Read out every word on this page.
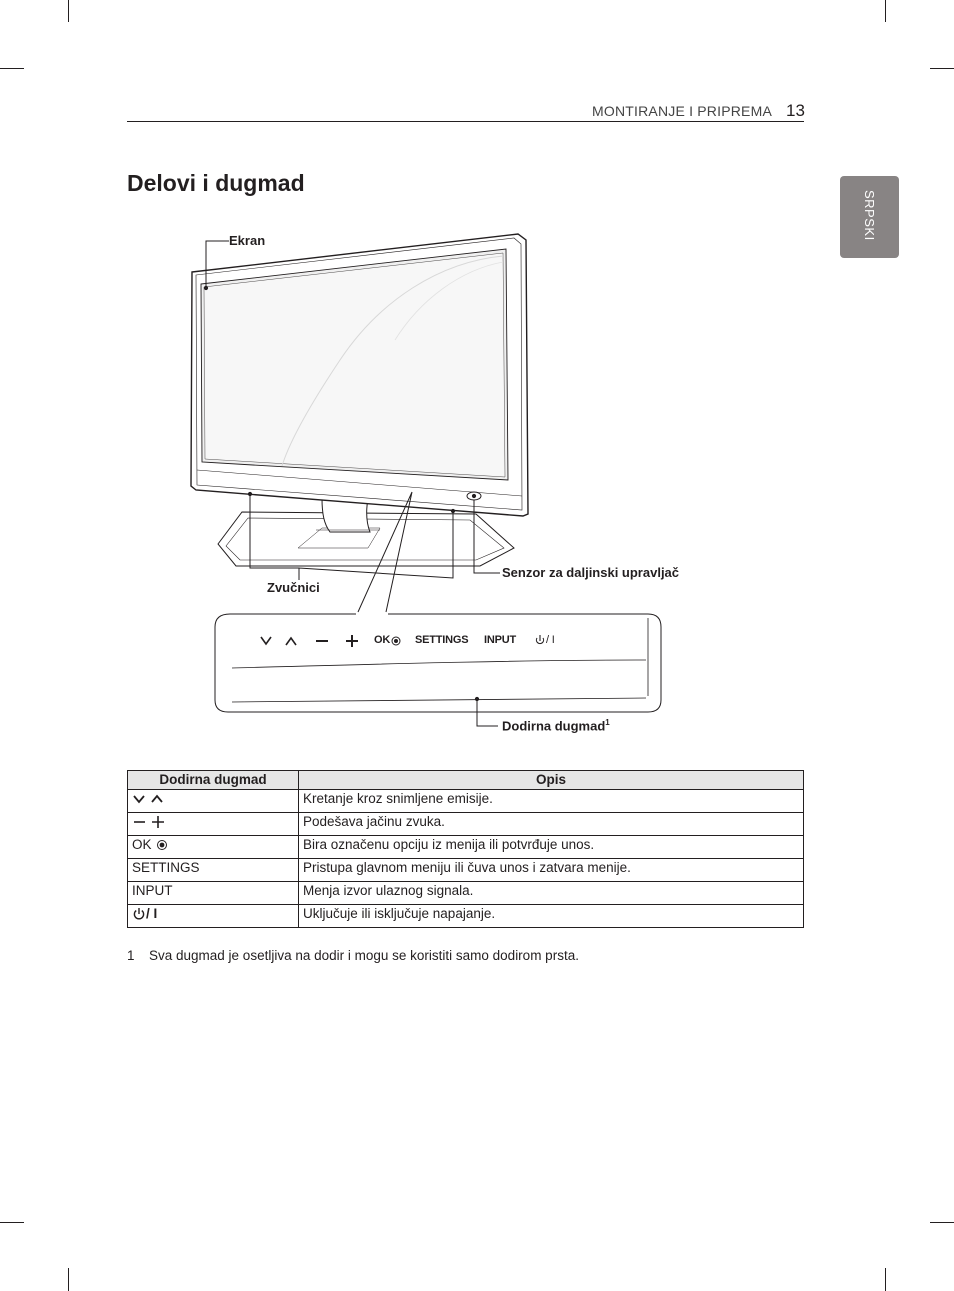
MONTIRANJE I PRIPREMA 13
SRPSKI
Delovi i dugmad
Ekran
Zvučnici
Senzor za daljinski upravljač
Dodirna dugmad$^1$
OK SETTINGS INPUT	/ I
Dodirna dugmad	Opis
	Kretanje kroz snimljene emisije.
	Podešava jačinu zvuka.
OK	Bira označenu opciju iz menija ili potvrđuje unos.
SETTINGS	Pristupa glavnom meniju ili čuva unos i zatvara menije.
INPUT	Menja izvor ulaznog signala.
/ I	Uključuje ili isključuje napajanje.
1 Sva dugmad je osetljiva na dodir i mogu se koristiti samo dodirom prsta.
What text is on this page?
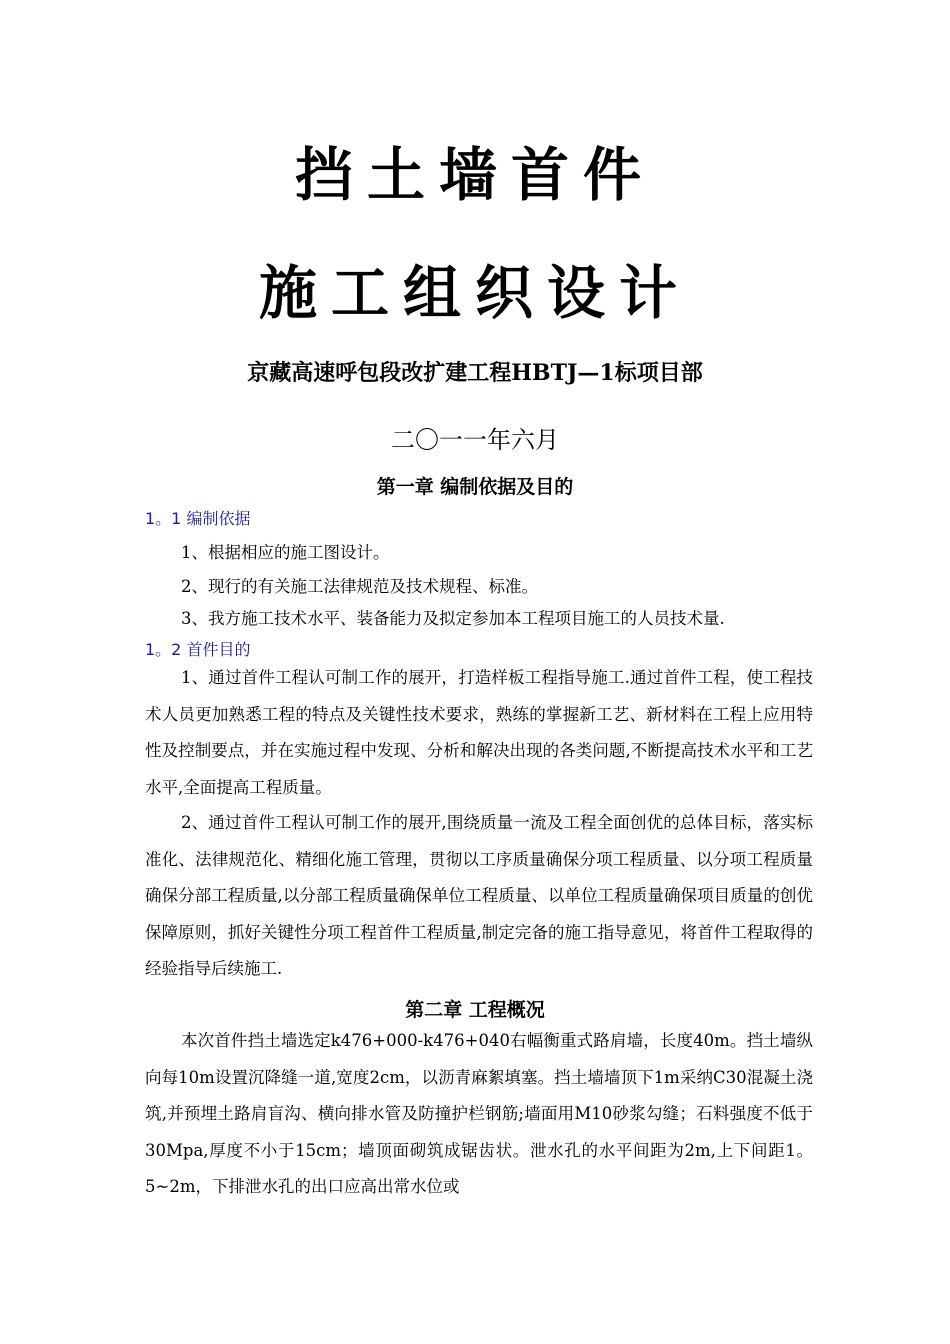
挡土墙首件
施工组织设计
京藏高速呼包段改扩建工程HBTJ—1标项目部
二〇一一年六月
第一章 编制依据及目的
1。1 编制依据
1、根据相应的施工图设计。
2、现行的有关施工法律规范及技术规程、标准。
3、我方施工技术水平、装备能力及拟定参加本工程项目施工的人员技术量.
1。2 首件目的

1、通过首件工程认可制工作的展开，打造样板工程指导施工.通过首件工程，使工程技术人员更加熟悉工程的特点及关键性技术要求，熟练的掌握新工艺、新材料在工程上应用特性及控制要点，并在实施过程中发现、分析和解决出现的各类问题,不断提高技术水平和工艺水平,全面提高工程质量。

2、通过首件工程认可制工作的展开,围绕质量一流及工程全面创优的总体目标，落实标准化、法律规范化、精细化施工管理，贯彻以工序质量确保分项工程质量、以分项工程质量确保分部工程质量,以分部工程质量确保单位工程质量、以单位工程质量确保项目质量的创优保障原则，抓好关键性分项工程首件工程质量,制定完备的施工指导意见，将首件工程取得的经验指导后续施工.

第二章 工程概况

本次首件挡土墙选定k476+000-k476+040右幅衡重式路肩墙，长度40m。挡土墙纵向每10m设置沉降缝一道,宽度2cm，以沥青麻絮填塞。挡土墙墙顶下1m采纳C30混凝土浇筑,并预埋土路肩盲沟、横向排水管及防撞护栏钢筋;墙面用M10砂浆勾缝；石料强度不低于30Mpa,厚度不小于15cm；墙顶面砌筑成锯齿状。泄水孔的水平间距为2m,上下间距1。5~2m，下排泄水孔的出口应高出常水位或
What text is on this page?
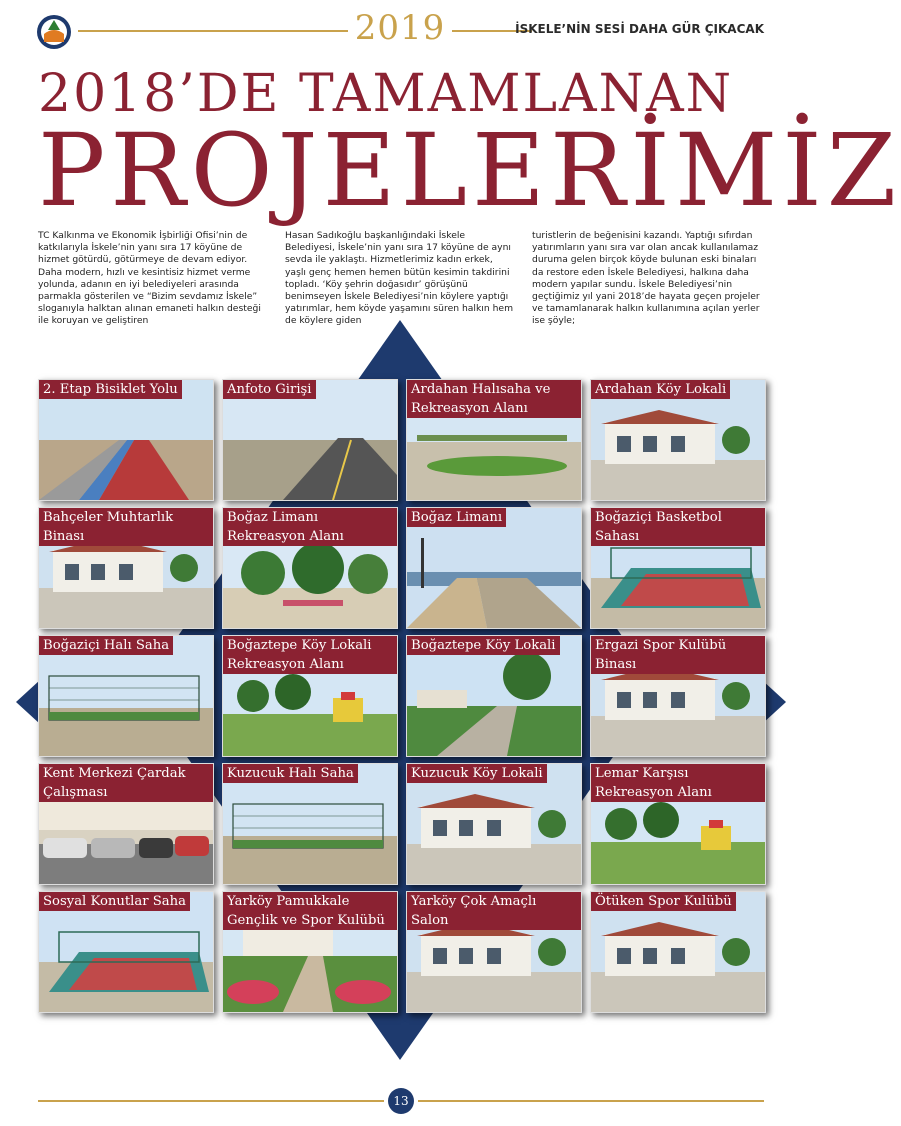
2019	İSKELE’NİN SESİ DAHA GÜR ÇIKACAK
2018’DE TAMAMLANAN
PROJELERİMİZ
TC Kalkınma ve Ekonomik İşbirliği Ofisi’nin de katkılarıyla İskele’nin yanı sıra 17 köyüne de hizmet götürdü, götürmeye de devam ediyor. Daha modern, hızlı ve kesintisiz hizmet verme yolunda, adanın en iyi belediyeleri arasında parmakla gösterilen ve “Bizim sevdamız İskele” sloganıyla halktan alınan emaneti halkın desteği ile koruyan ve geliştiren
Hasan Sadıkoğlu başkanlığındaki İskele Belediyesi, İskele’nin yanı sıra 17 köyüne de aynı sevda ile yaklaştı. Hizmetlerimiz kadın erkek, yaşlı genç hemen hemen bütün kesimin takdirini topladı. ‘Köy şehrin doğasıdır’ görüşünü benimseyen İskele Belediyesi’nin köylere yaptığı yatırımlar, hem köyde yaşamını süren halkın hem de köylere giden
turistlerin de beğenisini kazandı. Yaptığı sıfırdan yatırımların yanı sıra var olan ancak kullanılamaz duruma gelen birçok köyde bulunan eski binaları da restore eden İskele Belediyesi, halkına daha modern yapılar sundu. İskele Belediyesi’nin geçtiğimiz yıl yani 2018’de hayata geçen projeler ve tamamlanarak halkın kullanımına açılan yerler ise şöyle;
2. Etap Bisiklet Yolu	Anfoto Girişi	Ardahan Halısaha ve Rekreasyon Alanı
Ardahan Köy Lokali
Bahçeler Muhtarlık Binası
Boğaz Limanı Rekreasyon Alanı
Boğaz Limanı	Boğaziçi Basketbol Sahası
Boğaziçi Halı Saha	Boğaztepe Köy Lokali Rekreasyon Alanı
Boğaztepe Köy Lokali	Ergazi Spor Kulübü Binası
Kent Merkezi Çardak Çalışması
Kuzucuk Halı Saha	Kuzucuk Köy Lokali	Lemar Karşısı Rekreasyon Alanı
Sosyal Konutlar Saha	Yarköy Pamukkale Gençlik ve Spor Kulübü
Yarköy Çok Amaçlı Salon
Ötüken Spor Kulübü
13
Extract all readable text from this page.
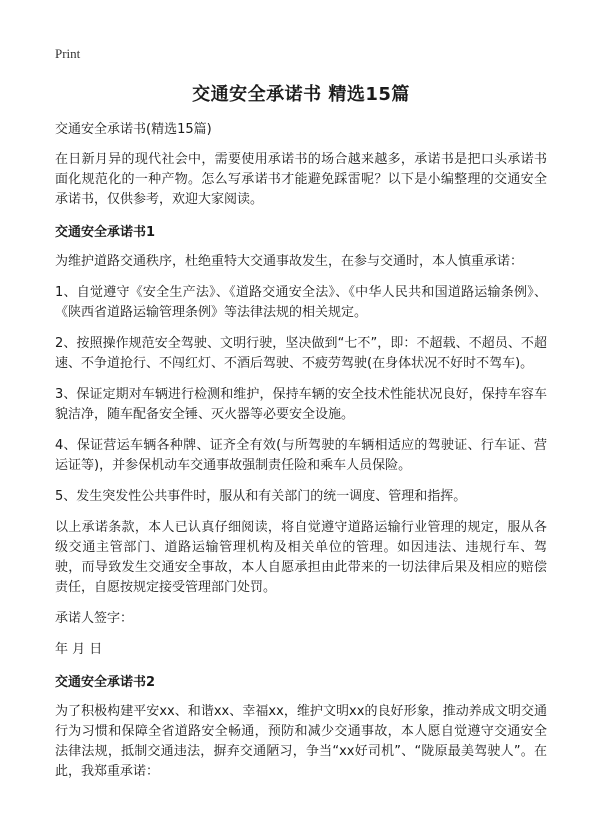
Print
交通安全承诺书 精选15篇
交通安全承诺书(精选15篇)
在日新月异的现代社会中，需要使用承诺书的场合越来越多，承诺书是把口头承诺书面化规范化的一种产物。怎么写承诺书才能避免踩雷呢？以下是小编整理的交通安全承诺书，仅供参考，欢迎大家阅读。
交通安全承诺书1
为维护道路交通秩序，杜绝重特大交通事故发生，在参与交通时，本人慎重承诺：
1、自觉遵守《安全生产法》、《道路交通安全法》、《中华人民共和国道路运输条例》、《陕西省道路运输管理条例》等法律法规的相关规定。
2、按照操作规范安全驾驶、文明行驶，坚决做到“七不”，即：不超载、不超员、不超速、不争道抢行、不闯红灯、不酒后驾驶、不疲劳驾驶(在身体状况不好时不驾车)。
3、保证定期对车辆进行检测和维护，保持车辆的安全技术性能状况良好，保持车容车貌洁净，随车配备安全锤、灭火器等必要安全设施。
4、保证营运车辆各种牌、证齐全有效(与所驾驶的车辆相适应的驾驶证、行车证、营运证等)，并参保机动车交通事故强制责任险和乘车人员保险。
5、发生突发性公共事件时，服从和有关部门的统一调度、管理和指挥。
以上承诺条款，本人已认真仔细阅读，将自觉遵守道路运输行业管理的规定，服从各级交通主管部门、道路运输管理机构及相关单位的管理。如因违法、违规行车、驾驶，而导致发生交通安全事故，本人自愿承担由此带来的一切法律后果及相应的赔偿责任，自愿按规定接受管理部门处罚。
承诺人签字：
年 月 日
交通安全承诺书2
为了积极构建平安xx、和谐xx、幸福xx，维护文明xx的良好形象，推动养成文明交通行为习惯和保障全省道路安全畅通，预防和减少交通事故，本人愿自觉遵守交通安全法律法规，抵制交通违法，摒弃交通陋习，争当“xx好司机”、“陇原最美驾驶人”。在此，我郑重承诺：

═══

_PROBLEM TO WORK ON_: For the records above, state how many lines include the string "Spor", giving the number and nothing else.

_ANSWER_: 3